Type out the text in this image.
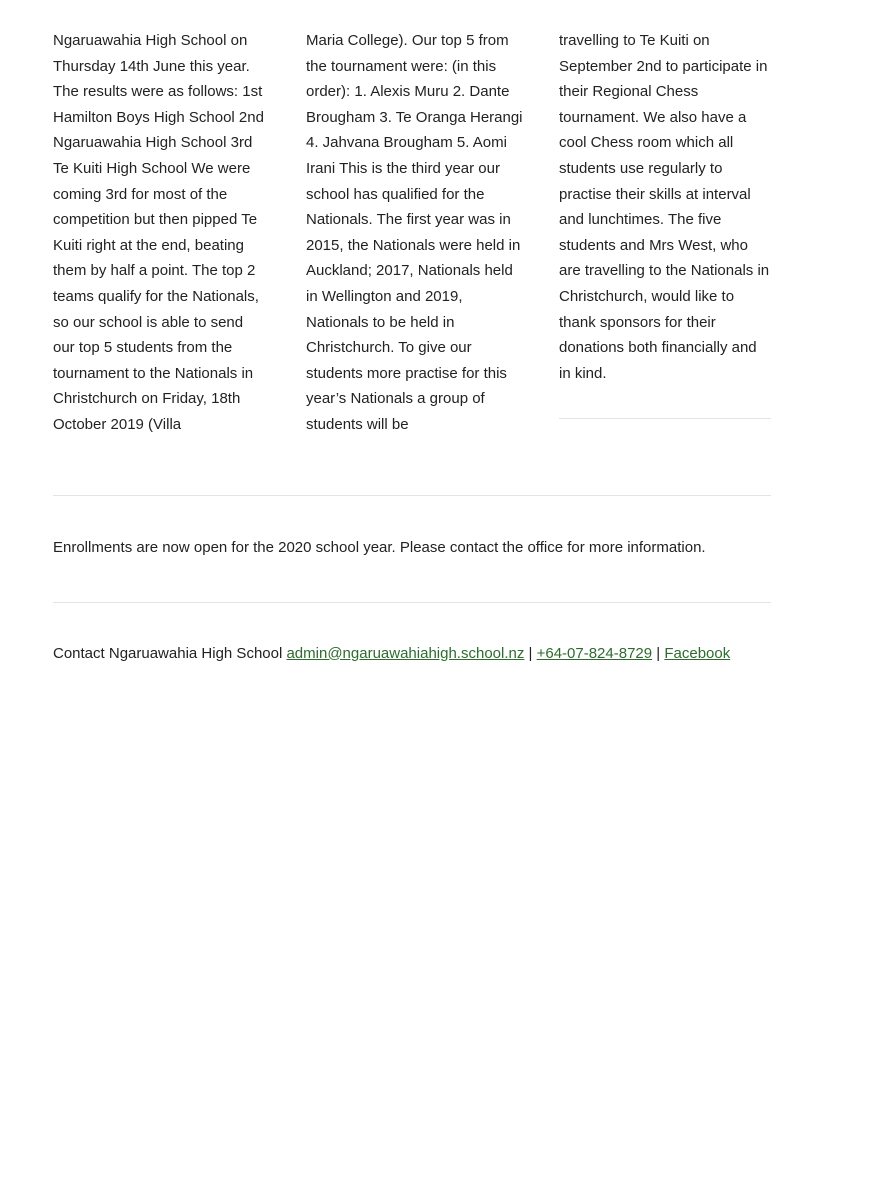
Ngaruawahia High School on Thursday 14th June this year. The results were as follows: 1st Hamilton Boys High School 2nd Ngaruawahia High School 3rd Te Kuiti High School We were coming 3rd for most of the competition but then pipped Te Kuiti right at the end, beating them by half a point. The top 2 teams qualify for the Nationals, so our school is able to send our top 5 students from the tournament to the Nationals in Christchurch on Friday, 18th October 2019 (Villa

Maria College). Our top 5 from the tournament were: (in this order): 1. Alexis Muru 2. Dante Brougham 3. Te Oranga Herangi 4. Jahvana Brougham 5. Aomi Irani This is the third year our school has qualified for the Nationals. The first year was in 2015, the Nationals were held in Auckland; 2017, Nationals held in Wellington and 2019, Nationals to be held in Christchurch. To give our students more practise for this year’s Nationals a group of students will be

travelling to Te Kuiti on September 2nd to participate in their Regional Chess tournament. We also have a cool Chess room which all students use regularly to practise their skills at interval and lunchtimes. The five students and Mrs West, who are travelling to the Nationals in Christchurch, would like to thank sponsors for their donations both financially and in kind.

Enrollments are now open for the 2020 school year. Please contact the office for more information.

Contact Ngaruawahia High School admin@ngaruawahiahigh.school.nz | +64-07-824-8729 | Facebook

* * * * *

Output nothing but the number of lines in the data containing the string "Ngaruawahia".

2